## [What you need to do]
Using the data beneath, show every line that includes the word "ระบบคาดการณ".

## [Data entries]
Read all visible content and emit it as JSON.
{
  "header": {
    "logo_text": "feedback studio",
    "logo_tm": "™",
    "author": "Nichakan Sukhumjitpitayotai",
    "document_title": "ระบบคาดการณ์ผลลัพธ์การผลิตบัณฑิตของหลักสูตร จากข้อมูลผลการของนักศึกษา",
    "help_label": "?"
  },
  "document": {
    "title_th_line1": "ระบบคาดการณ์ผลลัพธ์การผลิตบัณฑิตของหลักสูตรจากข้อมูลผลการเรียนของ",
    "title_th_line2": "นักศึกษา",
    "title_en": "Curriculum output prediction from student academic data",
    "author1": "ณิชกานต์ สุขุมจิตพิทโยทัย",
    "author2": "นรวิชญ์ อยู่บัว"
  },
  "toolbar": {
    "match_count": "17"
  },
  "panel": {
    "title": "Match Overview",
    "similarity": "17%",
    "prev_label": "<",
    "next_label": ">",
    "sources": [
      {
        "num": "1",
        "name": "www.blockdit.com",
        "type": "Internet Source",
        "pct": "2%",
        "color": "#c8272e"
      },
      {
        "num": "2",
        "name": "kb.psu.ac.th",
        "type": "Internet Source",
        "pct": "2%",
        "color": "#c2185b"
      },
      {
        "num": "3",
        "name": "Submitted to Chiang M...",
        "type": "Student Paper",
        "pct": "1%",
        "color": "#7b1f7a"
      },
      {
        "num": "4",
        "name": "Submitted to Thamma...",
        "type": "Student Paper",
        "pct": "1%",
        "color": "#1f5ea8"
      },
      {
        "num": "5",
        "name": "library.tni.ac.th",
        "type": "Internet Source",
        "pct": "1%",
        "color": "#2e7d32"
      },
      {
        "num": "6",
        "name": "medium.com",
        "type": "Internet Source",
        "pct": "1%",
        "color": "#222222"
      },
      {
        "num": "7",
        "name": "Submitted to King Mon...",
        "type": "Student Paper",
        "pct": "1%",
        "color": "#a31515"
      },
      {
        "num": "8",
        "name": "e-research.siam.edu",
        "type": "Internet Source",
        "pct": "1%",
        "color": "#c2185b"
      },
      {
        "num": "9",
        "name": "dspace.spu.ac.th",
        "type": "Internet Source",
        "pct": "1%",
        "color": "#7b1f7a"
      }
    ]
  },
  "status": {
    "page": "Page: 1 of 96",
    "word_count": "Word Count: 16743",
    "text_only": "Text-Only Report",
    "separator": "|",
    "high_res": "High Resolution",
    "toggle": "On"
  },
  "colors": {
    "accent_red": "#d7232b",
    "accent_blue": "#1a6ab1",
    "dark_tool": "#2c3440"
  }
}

## [Full output]
    "document_title": "ระบบคาดการณ์ผลลัพธ์การผลิตบัณฑิตของหลักสูตร จากข้อมูลผลการของนักศึกษา",
    "title_th_line1": "ระบบคาดการณ์ผลลัพธ์การผลิตบัณฑิตของหลักสูตรจากข้อมูลผลการเรียนของ",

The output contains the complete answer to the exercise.